Problem to solve: Please reproduce all of the data below line for line, without changing anything.

[Start Given data]

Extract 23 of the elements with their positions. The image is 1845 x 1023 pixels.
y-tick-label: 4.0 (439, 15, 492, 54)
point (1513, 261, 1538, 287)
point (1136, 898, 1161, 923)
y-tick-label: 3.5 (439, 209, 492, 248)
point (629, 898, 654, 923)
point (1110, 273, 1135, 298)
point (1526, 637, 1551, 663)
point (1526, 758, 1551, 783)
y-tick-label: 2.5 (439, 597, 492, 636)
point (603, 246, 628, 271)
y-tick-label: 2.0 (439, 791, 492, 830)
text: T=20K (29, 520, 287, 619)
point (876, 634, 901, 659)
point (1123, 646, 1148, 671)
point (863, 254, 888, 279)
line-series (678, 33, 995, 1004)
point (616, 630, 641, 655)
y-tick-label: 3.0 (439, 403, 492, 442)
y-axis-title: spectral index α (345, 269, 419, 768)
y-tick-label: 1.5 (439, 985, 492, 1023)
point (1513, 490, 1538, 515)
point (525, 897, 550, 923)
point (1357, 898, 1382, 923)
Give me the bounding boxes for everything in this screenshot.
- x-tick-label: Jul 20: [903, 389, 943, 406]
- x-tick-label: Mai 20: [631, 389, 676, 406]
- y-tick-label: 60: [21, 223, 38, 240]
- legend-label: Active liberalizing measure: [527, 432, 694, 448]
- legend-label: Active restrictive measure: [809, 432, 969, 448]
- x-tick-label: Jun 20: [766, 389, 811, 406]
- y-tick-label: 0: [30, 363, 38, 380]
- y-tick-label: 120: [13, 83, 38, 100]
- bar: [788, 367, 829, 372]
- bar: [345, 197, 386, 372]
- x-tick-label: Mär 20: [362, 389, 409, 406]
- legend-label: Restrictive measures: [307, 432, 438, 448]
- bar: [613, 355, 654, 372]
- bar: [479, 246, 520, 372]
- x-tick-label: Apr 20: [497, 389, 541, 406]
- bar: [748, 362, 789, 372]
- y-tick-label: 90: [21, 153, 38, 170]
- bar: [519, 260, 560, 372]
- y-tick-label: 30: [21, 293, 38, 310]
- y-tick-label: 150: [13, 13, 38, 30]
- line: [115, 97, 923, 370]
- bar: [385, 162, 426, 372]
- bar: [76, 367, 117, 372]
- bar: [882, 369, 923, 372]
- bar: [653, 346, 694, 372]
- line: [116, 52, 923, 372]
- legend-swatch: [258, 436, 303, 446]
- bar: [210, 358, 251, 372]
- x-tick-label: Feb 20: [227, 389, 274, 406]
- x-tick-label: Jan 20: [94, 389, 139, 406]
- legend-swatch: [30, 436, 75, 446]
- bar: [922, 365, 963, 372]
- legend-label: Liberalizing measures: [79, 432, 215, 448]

[End Given data]

Output for this task:
Extract 23 of the elements with their positions. The image is 1845 x 1023 pixels.
y-tick-label: 4.0 (439, 15, 492, 54)
point (1513, 261, 1538, 287)
point (1136, 898, 1161, 923)
y-tick-label: 3.5 (439, 209, 492, 248)
point (629, 898, 654, 923)
point (1110, 273, 1135, 298)
point (1526, 637, 1551, 663)
point (1526, 758, 1551, 783)
y-tick-label: 2.5 (439, 597, 492, 636)
point (603, 246, 628, 271)
y-tick-label: 2.0 (439, 791, 492, 830)
text: T=20K (29, 520, 287, 619)
point (876, 634, 901, 659)
point (1123, 646, 1148, 671)
point (863, 254, 888, 279)
line-series (678, 33, 995, 1004)
point (616, 630, 641, 655)
y-tick-label: 3.0 (439, 403, 492, 442)
y-axis-title: spectral index α (345, 269, 419, 768)
y-tick-label: 1.5 (439, 985, 492, 1023)
point (1513, 490, 1538, 515)
point (525, 897, 550, 923)
point (1357, 898, 1382, 923)
Give me the bounding boxes for everything in this screenshot.
- x-tick-label: Jul 20: [903, 389, 943, 406]
- x-tick-label: Mai 20: [631, 389, 676, 406]
- y-tick-label: 60: [21, 223, 38, 240]
- legend-label: Active liberalizing measure: [527, 432, 694, 448]
- legend-label: Active restrictive measure: [809, 432, 969, 448]
- x-tick-label: Jun 20: [766, 389, 811, 406]
- y-tick-label: 0: [30, 363, 38, 380]
- y-tick-label: 120: [13, 83, 38, 100]
- bar: [788, 367, 829, 372]
- bar: [345, 197, 386, 372]
- x-tick-label: Mär 20: [362, 389, 409, 406]
- legend-label: Restrictive measures: [307, 432, 438, 448]
- bar: [613, 355, 654, 372]
- bar: [479, 246, 520, 372]
- x-tick-label: Apr 20: [497, 389, 541, 406]
- bar: [748, 362, 789, 372]
- y-tick-label: 90: [21, 153, 38, 170]
- bar: [519, 260, 560, 372]
- y-tick-label: 30: [21, 293, 38, 310]
- y-tick-label: 150: [13, 13, 38, 30]
- line: [115, 97, 923, 370]
- bar: [385, 162, 426, 372]
- bar: [76, 367, 117, 372]
- bar: [882, 369, 923, 372]
- bar: [653, 346, 694, 372]
- line: [116, 52, 923, 372]
- legend-swatch: [258, 436, 303, 446]
- bar: [210, 358, 251, 372]
- x-tick-label: Feb 20: [227, 389, 274, 406]
- x-tick-label: Jan 20: [94, 389, 139, 406]
- legend-swatch: [30, 436, 75, 446]
- bar: [922, 365, 963, 372]
- legend-label: Liberalizing measures: [79, 432, 215, 448]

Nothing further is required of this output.